• _Tarefas_
(1) Reproduza o trecho do texto sobre o Vale da Celulose que vai de "A Comissão de" até "celulose do país.", trocando "Vale da Celulose" por "Polo da Celulose".
(2) Com base no texto sobre o Vale da Celulose, responda:
(a) Quantos municípios formam o Vale da Celulose?
(b) Por qual parcela da produção nacional de celulose Mato Grosso do Sul responde atualmente?
(c) Que produto a celulose ultrapassou em 2025 como principal item da pauta exportadora sul-mato-grossense?
(3) Relacione todos os temas que, segundo o texto sobre o Vale da Celulose, foram abordados na audiência pública.

• _Texto_
# # #

Expansão da celulose está mudando a dinâmica urbana nas cidades da região Leste de Mato Grosso do Sul (foto: Divulgação)
Por Agência 24h*

A Comissão de Desenvolvimento Regional do Senado Federal realizou na terça-feira, 25, uma audiência pública para discutir os efeitos socioeconômicos e ambientais do crescimento acelerado do Vale da Celulose, região formada por 12 municípios no leste de Mato Grosso do Sul. Impulsionada por megaprojetos industriais, a área já superou R$ 75 bilhões em investimentos privados e se aproxima de 11 milhões de toneladas de produção anual, consolidando-se como um dos principais polos de celulose do país.

A audiência pública abordou a alta dos aluguéis, a pressão urbana, os impactos ambientais do plantio de eucalipto e a necessidade de planejamento urbano. O senador Nelsinho Trad (PSD-MS) ressaltou que o desenvolvimento é positivo, mas exige organização para evitar agravamento de problemas sociais e de saúde pública com a emigração para a região em razão da fábrica de celulose.

Atualmente, Mato Grosso do Sul responde por quase 24% da produção nacional de celulose. Em 2025, o produto ultrapassou a soja como principal item da pauta exportadora sul-mato-grossense, movimentando US$ 1,44 bilhão no comércio internacional. O dado é ressaltado pelo senador Nelsinho Trad, presidente do debate, que reuniu prefeitos da região, representantes dos ministérios da Saúde, Educação e Integração, além de órgãos estaduais e entidades do setor florestal.

# # #

• _Extrato dos registros_
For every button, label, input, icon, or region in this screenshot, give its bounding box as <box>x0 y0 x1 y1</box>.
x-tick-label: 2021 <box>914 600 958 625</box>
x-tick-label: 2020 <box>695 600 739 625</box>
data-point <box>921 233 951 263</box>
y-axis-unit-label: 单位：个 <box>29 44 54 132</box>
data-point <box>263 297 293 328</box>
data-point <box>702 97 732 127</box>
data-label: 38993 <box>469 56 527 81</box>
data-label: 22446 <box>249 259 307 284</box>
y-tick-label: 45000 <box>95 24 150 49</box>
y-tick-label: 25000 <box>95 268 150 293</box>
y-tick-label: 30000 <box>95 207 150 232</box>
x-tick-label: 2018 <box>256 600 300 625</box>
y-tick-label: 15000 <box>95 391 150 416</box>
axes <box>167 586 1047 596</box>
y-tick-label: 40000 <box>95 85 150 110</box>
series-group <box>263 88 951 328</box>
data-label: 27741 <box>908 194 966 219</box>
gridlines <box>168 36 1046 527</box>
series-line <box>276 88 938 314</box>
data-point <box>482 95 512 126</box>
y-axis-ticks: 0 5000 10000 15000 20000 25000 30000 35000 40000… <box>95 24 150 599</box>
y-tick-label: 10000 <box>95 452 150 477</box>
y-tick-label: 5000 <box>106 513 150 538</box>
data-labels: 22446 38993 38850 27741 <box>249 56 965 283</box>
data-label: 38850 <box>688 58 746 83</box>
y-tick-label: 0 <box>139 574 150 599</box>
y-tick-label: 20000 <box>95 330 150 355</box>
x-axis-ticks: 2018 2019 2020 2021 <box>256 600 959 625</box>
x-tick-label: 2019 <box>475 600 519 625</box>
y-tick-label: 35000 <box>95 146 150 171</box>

# # #

• _Respostas por tarefa_
(1)
A Comissão de Desenvolvimento Regional do Senado Federal realizou na terça-feira, 25, uma audiência pública para discutir os efeitos socioeconômicos e ambientais do crescimento acelerado do Polo da Celulose, região formada por 12 municípios no leste de Mato Grosso do Sul. Impulsionada por megaprojetos industriais, a área já superou R$ 75 bilhões em investimentos privados e se aproxima de 11 milhões de toneladas de produção anual, consolidando-se como um dos principais polos de celulose do país.

(2)
(a) 12 municípios.
(b) Quase 24%.
(c) A soja.

(3)
- A alta dos aluguéis
- A pressão urbana
- Os impactos ambientais do plantio de eucalipto
- A necessidade de planejamento urbano